■ RECORDS FOR THE TASK ■

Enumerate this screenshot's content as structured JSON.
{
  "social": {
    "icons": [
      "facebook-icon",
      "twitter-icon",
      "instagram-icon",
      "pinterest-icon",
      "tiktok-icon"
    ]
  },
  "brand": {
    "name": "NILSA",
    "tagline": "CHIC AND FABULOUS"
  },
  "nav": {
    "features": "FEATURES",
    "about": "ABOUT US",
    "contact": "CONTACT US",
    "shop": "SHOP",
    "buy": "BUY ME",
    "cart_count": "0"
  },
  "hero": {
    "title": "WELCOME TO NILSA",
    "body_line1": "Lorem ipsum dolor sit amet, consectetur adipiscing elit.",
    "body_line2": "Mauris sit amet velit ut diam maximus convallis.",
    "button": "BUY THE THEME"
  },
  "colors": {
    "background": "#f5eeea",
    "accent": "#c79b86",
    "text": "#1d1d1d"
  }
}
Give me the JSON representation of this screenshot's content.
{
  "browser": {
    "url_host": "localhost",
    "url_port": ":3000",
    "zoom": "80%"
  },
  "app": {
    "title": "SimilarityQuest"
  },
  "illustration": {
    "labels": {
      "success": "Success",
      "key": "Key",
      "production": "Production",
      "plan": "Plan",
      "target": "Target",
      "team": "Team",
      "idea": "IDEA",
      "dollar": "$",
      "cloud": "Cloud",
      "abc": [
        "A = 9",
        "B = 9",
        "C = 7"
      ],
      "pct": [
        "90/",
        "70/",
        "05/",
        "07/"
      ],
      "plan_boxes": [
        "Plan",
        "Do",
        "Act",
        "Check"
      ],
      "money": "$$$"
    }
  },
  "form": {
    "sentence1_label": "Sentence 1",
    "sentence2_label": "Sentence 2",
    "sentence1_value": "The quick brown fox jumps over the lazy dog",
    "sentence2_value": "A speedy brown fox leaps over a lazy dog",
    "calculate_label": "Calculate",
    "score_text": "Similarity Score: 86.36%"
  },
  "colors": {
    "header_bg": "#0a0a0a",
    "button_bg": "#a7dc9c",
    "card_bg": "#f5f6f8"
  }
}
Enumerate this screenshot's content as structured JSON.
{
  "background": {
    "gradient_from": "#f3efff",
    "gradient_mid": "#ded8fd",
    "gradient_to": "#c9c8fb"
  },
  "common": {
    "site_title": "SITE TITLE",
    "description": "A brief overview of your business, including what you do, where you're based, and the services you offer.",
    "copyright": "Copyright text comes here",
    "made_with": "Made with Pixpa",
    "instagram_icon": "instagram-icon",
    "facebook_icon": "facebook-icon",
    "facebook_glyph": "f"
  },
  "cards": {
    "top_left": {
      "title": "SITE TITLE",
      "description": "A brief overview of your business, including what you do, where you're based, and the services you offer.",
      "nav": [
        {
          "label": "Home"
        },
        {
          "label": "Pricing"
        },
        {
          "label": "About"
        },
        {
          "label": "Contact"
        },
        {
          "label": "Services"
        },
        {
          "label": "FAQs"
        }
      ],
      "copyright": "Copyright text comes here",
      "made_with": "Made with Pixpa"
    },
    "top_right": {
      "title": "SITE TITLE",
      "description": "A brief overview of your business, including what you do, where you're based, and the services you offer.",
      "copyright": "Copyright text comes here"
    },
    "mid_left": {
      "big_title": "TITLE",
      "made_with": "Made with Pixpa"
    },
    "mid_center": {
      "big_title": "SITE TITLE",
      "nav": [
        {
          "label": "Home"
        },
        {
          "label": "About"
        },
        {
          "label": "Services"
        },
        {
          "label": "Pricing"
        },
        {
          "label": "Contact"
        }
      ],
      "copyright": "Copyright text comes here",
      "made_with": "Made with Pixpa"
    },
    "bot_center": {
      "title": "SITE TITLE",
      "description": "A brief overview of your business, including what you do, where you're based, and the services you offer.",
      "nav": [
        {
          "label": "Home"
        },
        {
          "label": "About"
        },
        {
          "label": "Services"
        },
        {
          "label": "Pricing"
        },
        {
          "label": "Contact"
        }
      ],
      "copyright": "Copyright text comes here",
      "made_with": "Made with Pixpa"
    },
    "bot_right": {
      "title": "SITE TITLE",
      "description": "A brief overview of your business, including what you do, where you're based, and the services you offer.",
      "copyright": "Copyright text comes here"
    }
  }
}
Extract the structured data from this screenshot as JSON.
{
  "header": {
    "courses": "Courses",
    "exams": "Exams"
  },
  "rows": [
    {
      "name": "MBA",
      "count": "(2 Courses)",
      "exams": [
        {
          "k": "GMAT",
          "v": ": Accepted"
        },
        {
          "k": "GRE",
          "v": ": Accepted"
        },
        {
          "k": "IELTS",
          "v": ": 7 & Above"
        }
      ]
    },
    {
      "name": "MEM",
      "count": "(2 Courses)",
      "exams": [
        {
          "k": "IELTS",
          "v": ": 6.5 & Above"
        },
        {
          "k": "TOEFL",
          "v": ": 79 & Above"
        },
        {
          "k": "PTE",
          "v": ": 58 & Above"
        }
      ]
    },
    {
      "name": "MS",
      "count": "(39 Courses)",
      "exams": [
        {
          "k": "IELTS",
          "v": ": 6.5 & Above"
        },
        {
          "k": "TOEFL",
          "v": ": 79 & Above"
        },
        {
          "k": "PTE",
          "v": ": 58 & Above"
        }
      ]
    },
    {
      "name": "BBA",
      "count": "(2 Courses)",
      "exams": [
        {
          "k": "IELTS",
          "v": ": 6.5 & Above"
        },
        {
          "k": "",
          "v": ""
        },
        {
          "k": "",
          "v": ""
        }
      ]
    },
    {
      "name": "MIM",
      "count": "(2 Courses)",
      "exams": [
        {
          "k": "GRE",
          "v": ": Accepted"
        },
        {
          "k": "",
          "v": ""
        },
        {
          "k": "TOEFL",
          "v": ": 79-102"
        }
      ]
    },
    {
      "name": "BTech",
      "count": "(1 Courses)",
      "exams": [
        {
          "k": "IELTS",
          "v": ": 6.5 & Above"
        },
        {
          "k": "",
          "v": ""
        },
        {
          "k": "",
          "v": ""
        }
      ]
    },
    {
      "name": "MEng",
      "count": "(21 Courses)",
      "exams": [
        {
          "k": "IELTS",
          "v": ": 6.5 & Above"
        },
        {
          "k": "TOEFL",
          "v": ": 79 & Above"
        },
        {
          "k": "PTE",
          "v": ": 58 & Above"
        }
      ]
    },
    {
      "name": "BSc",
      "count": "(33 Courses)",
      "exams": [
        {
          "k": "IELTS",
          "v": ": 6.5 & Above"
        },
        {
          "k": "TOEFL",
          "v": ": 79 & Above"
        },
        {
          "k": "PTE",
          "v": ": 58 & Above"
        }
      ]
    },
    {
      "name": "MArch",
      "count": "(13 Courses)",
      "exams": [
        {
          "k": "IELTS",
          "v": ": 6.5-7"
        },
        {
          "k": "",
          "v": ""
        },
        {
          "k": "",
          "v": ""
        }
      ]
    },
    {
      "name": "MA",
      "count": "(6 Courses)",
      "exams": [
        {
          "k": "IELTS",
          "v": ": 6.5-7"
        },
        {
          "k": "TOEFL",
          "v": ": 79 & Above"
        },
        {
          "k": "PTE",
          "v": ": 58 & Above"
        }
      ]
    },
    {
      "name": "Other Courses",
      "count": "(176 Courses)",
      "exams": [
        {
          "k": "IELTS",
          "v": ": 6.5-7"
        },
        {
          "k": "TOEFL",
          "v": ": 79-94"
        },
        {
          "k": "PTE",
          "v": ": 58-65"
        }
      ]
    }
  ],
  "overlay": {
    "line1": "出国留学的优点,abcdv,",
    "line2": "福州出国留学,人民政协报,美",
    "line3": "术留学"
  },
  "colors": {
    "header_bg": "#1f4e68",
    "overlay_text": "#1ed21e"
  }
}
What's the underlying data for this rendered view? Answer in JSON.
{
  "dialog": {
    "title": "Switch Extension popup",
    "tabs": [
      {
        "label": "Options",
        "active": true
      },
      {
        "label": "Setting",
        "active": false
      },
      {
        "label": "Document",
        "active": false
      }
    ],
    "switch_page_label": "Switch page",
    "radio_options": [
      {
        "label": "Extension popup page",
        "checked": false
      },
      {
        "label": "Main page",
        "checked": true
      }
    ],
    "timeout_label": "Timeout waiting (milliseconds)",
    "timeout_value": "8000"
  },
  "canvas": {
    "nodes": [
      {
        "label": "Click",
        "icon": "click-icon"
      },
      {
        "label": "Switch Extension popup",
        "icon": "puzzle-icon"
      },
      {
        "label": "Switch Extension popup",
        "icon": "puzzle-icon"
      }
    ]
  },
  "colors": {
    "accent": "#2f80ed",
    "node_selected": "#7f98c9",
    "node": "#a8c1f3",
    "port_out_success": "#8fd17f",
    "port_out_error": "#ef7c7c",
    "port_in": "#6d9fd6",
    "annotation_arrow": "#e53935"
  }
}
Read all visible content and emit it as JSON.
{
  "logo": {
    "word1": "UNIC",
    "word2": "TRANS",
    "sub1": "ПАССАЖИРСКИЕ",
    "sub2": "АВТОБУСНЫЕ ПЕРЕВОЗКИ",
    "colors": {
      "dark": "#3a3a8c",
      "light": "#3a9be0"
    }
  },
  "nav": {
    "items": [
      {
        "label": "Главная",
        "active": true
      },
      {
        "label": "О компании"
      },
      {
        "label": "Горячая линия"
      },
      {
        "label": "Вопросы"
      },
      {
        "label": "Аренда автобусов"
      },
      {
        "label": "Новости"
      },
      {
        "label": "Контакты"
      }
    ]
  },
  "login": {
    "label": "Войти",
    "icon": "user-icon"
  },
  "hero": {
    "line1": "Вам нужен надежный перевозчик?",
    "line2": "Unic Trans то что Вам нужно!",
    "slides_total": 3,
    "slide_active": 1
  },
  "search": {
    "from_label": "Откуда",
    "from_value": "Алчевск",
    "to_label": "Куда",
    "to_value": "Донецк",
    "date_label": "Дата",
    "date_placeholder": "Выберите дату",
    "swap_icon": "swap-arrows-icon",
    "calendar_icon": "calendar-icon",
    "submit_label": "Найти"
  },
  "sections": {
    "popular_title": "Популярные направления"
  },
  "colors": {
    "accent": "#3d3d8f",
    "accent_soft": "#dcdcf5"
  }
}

■ WRITTEN EXERCISE ■
How many lines of the listing above include the word "brown"? State the number and nothing else.

■ TASK OUTPUT ■
2